Reproduce the entire listing below verbatim, leaving out the pictures.

+ + + +

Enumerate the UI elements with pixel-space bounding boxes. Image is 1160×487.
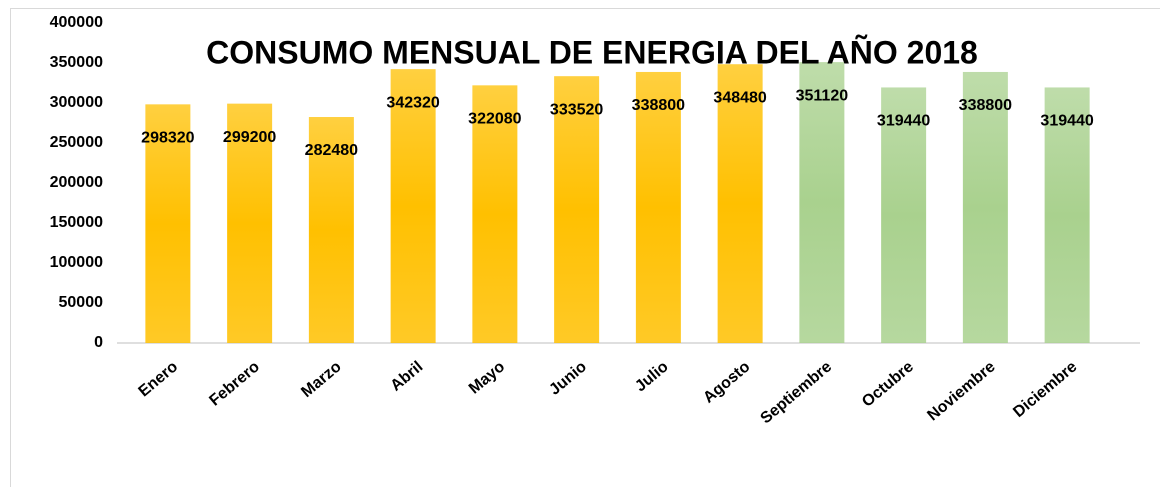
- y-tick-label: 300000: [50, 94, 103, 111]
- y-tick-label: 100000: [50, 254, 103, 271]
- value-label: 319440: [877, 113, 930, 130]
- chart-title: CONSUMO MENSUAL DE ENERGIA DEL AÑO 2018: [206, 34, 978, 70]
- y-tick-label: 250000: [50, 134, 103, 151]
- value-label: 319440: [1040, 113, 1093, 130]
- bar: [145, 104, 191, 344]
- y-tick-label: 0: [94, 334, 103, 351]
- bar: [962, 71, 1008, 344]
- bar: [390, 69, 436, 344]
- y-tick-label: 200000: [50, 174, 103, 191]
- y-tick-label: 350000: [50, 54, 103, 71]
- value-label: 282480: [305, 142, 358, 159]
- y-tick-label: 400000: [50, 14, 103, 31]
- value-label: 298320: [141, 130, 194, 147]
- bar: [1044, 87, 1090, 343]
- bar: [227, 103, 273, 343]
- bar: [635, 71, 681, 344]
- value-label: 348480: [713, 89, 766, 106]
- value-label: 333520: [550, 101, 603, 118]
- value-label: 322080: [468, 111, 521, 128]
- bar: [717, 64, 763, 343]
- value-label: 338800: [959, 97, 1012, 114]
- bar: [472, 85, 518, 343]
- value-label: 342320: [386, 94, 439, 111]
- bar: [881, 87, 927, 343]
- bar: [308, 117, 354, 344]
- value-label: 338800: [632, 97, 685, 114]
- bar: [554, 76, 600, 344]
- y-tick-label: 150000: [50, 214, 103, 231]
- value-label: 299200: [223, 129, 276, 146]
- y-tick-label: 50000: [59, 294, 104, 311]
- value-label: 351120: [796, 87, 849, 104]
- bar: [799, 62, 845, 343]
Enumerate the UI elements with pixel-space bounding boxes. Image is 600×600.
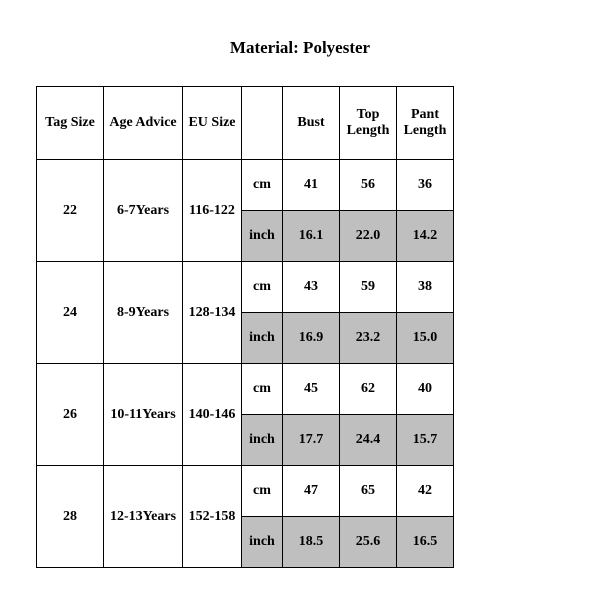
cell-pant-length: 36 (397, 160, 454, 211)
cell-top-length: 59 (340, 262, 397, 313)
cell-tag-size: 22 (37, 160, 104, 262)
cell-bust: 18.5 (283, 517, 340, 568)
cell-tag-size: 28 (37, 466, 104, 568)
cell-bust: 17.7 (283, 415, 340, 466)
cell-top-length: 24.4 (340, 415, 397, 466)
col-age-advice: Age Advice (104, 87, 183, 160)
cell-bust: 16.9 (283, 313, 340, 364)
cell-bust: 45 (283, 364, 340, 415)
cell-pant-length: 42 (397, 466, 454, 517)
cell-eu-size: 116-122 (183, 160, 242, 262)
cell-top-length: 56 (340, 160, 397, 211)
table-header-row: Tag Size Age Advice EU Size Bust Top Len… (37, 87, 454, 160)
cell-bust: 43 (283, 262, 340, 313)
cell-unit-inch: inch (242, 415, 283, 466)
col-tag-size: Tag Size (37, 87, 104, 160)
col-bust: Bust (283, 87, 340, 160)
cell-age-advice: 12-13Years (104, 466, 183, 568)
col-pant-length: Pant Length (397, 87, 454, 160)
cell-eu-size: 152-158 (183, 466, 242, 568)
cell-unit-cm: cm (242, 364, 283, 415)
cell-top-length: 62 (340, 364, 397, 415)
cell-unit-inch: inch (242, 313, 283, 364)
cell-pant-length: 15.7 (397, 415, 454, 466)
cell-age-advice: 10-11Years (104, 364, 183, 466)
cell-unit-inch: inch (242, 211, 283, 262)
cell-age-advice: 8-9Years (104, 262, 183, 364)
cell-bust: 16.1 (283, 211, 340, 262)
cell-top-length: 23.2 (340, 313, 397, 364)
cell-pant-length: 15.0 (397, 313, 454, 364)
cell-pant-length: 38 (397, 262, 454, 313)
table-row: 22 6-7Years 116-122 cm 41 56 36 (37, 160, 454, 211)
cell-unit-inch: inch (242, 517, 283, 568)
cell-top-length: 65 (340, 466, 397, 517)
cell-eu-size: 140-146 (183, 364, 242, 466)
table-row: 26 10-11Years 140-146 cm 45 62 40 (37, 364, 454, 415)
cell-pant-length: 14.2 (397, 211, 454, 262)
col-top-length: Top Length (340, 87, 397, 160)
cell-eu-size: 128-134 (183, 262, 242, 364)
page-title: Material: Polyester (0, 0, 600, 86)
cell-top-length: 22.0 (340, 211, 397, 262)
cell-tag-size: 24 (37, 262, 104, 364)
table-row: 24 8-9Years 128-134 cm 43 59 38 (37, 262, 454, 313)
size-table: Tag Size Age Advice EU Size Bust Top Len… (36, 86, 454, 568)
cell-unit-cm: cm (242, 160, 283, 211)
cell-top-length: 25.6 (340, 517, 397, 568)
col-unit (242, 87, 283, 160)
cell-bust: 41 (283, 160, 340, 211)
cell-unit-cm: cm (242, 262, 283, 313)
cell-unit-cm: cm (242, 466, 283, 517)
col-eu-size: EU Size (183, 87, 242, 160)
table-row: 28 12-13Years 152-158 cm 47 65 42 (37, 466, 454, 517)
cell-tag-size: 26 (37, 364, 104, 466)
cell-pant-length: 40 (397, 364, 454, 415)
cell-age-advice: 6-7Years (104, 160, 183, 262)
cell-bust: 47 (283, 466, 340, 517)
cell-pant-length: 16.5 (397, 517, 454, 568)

+ + + +

→ Final result:
Enumerate the UI elements with pixel-space bounding boxes. Image is 1160×487.
- y-tick-label: 300000: [50, 94, 103, 111]
- y-tick-label: 100000: [50, 254, 103, 271]
- value-label: 319440: [877, 113, 930, 130]
- chart-title: CONSUMO MENSUAL DE ENERGIA DEL AÑO 2018: [206, 34, 978, 70]
- y-tick-label: 250000: [50, 134, 103, 151]
- value-label: 319440: [1040, 113, 1093, 130]
- bar: [145, 104, 191, 344]
- y-tick-label: 0: [94, 334, 103, 351]
- bar: [962, 71, 1008, 344]
- bar: [390, 69, 436, 344]
- y-tick-label: 200000: [50, 174, 103, 191]
- y-tick-label: 350000: [50, 54, 103, 71]
- value-label: 282480: [305, 142, 358, 159]
- y-tick-label: 400000: [50, 14, 103, 31]
- value-label: 298320: [141, 130, 194, 147]
- bar: [1044, 87, 1090, 343]
- bar: [227, 103, 273, 343]
- bar: [635, 71, 681, 344]
- value-label: 348480: [713, 89, 766, 106]
- value-label: 333520: [550, 101, 603, 118]
- value-label: 322080: [468, 111, 521, 128]
- bar: [717, 64, 763, 343]
- value-label: 338800: [959, 97, 1012, 114]
- bar: [472, 85, 518, 343]
- value-label: 342320: [386, 94, 439, 111]
- bar: [881, 87, 927, 343]
- bar: [308, 117, 354, 344]
- value-label: 338800: [632, 97, 685, 114]
- bar: [554, 76, 600, 344]
- y-tick-label: 150000: [50, 214, 103, 231]
- value-label: 299200: [223, 129, 276, 146]
- y-tick-label: 50000: [59, 294, 104, 311]
- value-label: 351120: [796, 87, 849, 104]
- bar: [799, 62, 845, 343]
Enumerate the UI elements with pixel-space bounding boxes. Image is 600×600.
cell-pant-length: 36 (397, 160, 454, 211)
cell-top-length: 59 (340, 262, 397, 313)
cell-tag-size: 22 (37, 160, 104, 262)
cell-bust: 18.5 (283, 517, 340, 568)
cell-tag-size: 28 (37, 466, 104, 568)
cell-bust: 17.7 (283, 415, 340, 466)
cell-top-length: 24.4 (340, 415, 397, 466)
col-age-advice: Age Advice (104, 87, 183, 160)
cell-bust: 16.9 (283, 313, 340, 364)
cell-bust: 45 (283, 364, 340, 415)
cell-pant-length: 42 (397, 466, 454, 517)
cell-eu-size: 116-122 (183, 160, 242, 262)
cell-top-length: 56 (340, 160, 397, 211)
table-header-row: Tag Size Age Advice EU Size Bust Top Len… (37, 87, 454, 160)
cell-bust: 43 (283, 262, 340, 313)
cell-unit-inch: inch (242, 415, 283, 466)
col-tag-size: Tag Size (37, 87, 104, 160)
col-bust: Bust (283, 87, 340, 160)
cell-age-advice: 12-13Years (104, 466, 183, 568)
col-pant-length: Pant Length (397, 87, 454, 160)
cell-eu-size: 152-158 (183, 466, 242, 568)
cell-unit-cm: cm (242, 364, 283, 415)
cell-top-length: 62 (340, 364, 397, 415)
cell-unit-inch: inch (242, 313, 283, 364)
cell-pant-length: 15.7 (397, 415, 454, 466)
cell-age-advice: 10-11Years (104, 364, 183, 466)
cell-unit-inch: inch (242, 211, 283, 262)
cell-age-advice: 8-9Years (104, 262, 183, 364)
cell-bust: 16.1 (283, 211, 340, 262)
cell-top-length: 23.2 (340, 313, 397, 364)
cell-pant-length: 15.0 (397, 313, 454, 364)
cell-pant-length: 38 (397, 262, 454, 313)
table-row: 22 6-7Years 116-122 cm 41 56 36 (37, 160, 454, 211)
cell-unit-inch: inch (242, 517, 283, 568)
cell-top-length: 65 (340, 466, 397, 517)
cell-eu-size: 140-146 (183, 364, 242, 466)
table-row: 26 10-11Years 140-146 cm 45 62 40 (37, 364, 454, 415)
cell-pant-length: 14.2 (397, 211, 454, 262)
col-top-length: Top Length (340, 87, 397, 160)
cell-eu-size: 128-134 (183, 262, 242, 364)
page-title: Material: Polyester (0, 0, 600, 86)
cell-top-length: 22.0 (340, 211, 397, 262)
cell-tag-size: 24 (37, 262, 104, 364)
table-row: 24 8-9Years 128-134 cm 43 59 38 (37, 262, 454, 313)
size-table: Tag Size Age Advice EU Size Bust Top Len… (36, 86, 454, 568)
cell-unit-cm: cm (242, 160, 283, 211)
cell-top-length: 25.6 (340, 517, 397, 568)
col-unit (242, 87, 283, 160)
cell-bust: 41 (283, 160, 340, 211)
cell-unit-cm: cm (242, 262, 283, 313)
cell-unit-cm: cm (242, 466, 283, 517)
col-eu-size: EU Size (183, 87, 242, 160)
table-row: 28 12-13Years 152-158 cm 47 65 42 (37, 466, 454, 517)
cell-tag-size: 26 (37, 364, 104, 466)
cell-pant-length: 40 (397, 364, 454, 415)
cell-age-advice: 6-7Years (104, 160, 183, 262)
cell-bust: 47 (283, 466, 340, 517)
cell-pant-length: 16.5 (397, 517, 454, 568)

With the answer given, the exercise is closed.